_To be done_
Return each line of the listing below, unchanged, and omit the images.

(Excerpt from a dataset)

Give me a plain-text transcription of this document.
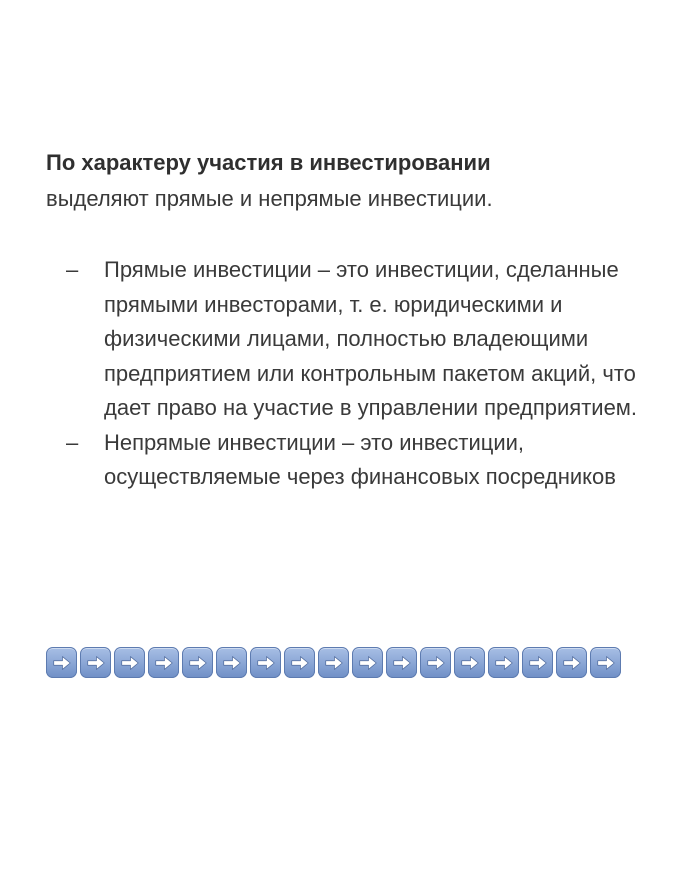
По характеру участия в инвестировании
выделяют прямые и непрямые инвестиции.

–	Прямые инвестиции – это инвестиции, сделанные прямыми инвесторами, т. е. юридическими и физическими лицами, полностью владеющими предприятием или контрольным пакетом акций, что дает право на участие в управлении предприятием.
–	Непрямые инвестиции – это инвестиции, осуществляемые через финансовых посредников
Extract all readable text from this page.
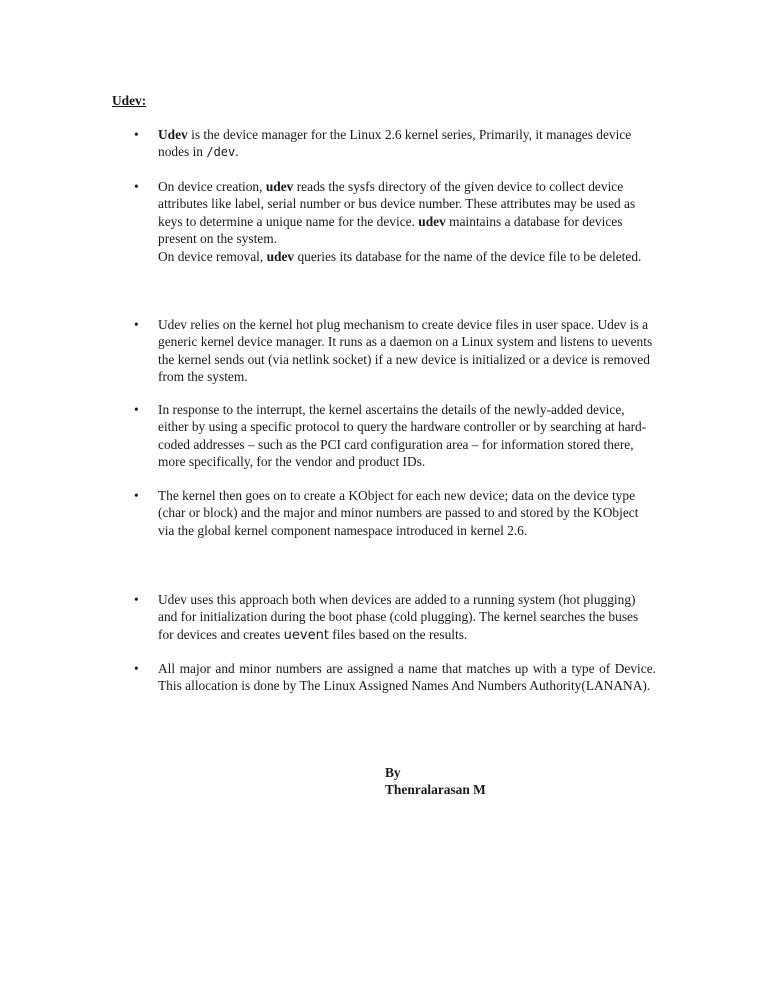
Udev:
• Udev is the device manager for the Linux 2.6 kernel series, Primarily, it manages device nodes in /dev.

• On device creation, udev reads the sysfs directory of the given device to collect device attributes like label, serial number or bus device number. These attributes may be used as keys to determine a unique name for the device. udev maintains a database for devices present on the system.

On device removal, udev queries its database for the name of the device file to be deleted.

• Udev relies on the kernel hot plug mechanism to create device files in user space. Udev is a generic kernel device manager. It runs as a daemon on a Linux system and listens to uevents the kernel sends out (via netlink socket) if a new device is initialized or a device is removed from the system.

• In response to the interrupt, the kernel ascertains the details of the newly-added device, either by using a specific protocol to query the hardware controller or by searching at hard-coded addresses – such as the PCI card configuration area – for information stored there, more specifically, for the vendor and product IDs.

• The kernel then goes on to create a KObject for each new device; data on the device type (char or block) and the major and minor numbers are passed to and stored by the KObject via the global kernel component namespace introduced in kernel 2.6.

• Udev uses this approach both when devices are added to a running system (hot plugging) and for initialization during the boot phase (cold plugging). The kernel searches the buses for devices and creates uevent files based on the results.

• All major and minor numbers are assigned a name that matches up with a type of Device. This allocation is done by The Linux Assigned Names And Numbers Authority(LANANA).

By
Thenralarasan M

_Written reply_
Give me a plain-text transcription of this document.
По характеру участия в инвестировании
выделяют прямые и непрямые инвестиции.

–	Прямые инвестиции – это инвестиции, сделанные прямыми инвесторами, т. е. юридическими и физическими лицами, полностью владеющими предприятием или контрольным пакетом акций, что дает право на участие в управлении предприятием.
–	Непрямые инвестиции – это инвестиции, осуществляемые через финансовых посредников
Extract all readable text from this page.
Udev:
• Udev is the device manager for the Linux 2.6 kernel series, Primarily, it manages device nodes in /dev.

• On device creation, udev reads the sysfs directory of the given device to collect device attributes like label, serial number or bus device number. These attributes may be used as keys to determine a unique name for the device. udev maintains a database for devices present on the system.

On device removal, udev queries its database for the name of the device file to be deleted.

• Udev relies on the kernel hot plug mechanism to create device files in user space. Udev is a generic kernel device manager. It runs as a daemon on a Linux system and listens to uevents the kernel sends out (via netlink socket) if a new device is initialized or a device is removed from the system.

• In response to the interrupt, the kernel ascertains the details of the newly-added device, either by using a specific protocol to query the hardware controller or by searching at hard-coded addresses – such as the PCI card configuration area – for information stored there, more specifically, for the vendor and product IDs.

• The kernel then goes on to create a KObject for each new device; data on the device type (char or block) and the major and minor numbers are passed to and stored by the KObject via the global kernel component namespace introduced in kernel 2.6.

• Udev uses this approach both when devices are added to a running system (hot plugging) and for initialization during the boot phase (cold plugging). The kernel searches the buses for devices and creates uevent files based on the results.

• All major and minor numbers are assigned a name that matches up with a type of Device. This allocation is done by The Linux Assigned Names And Numbers Authority(LANANA).

By
Thenralarasan M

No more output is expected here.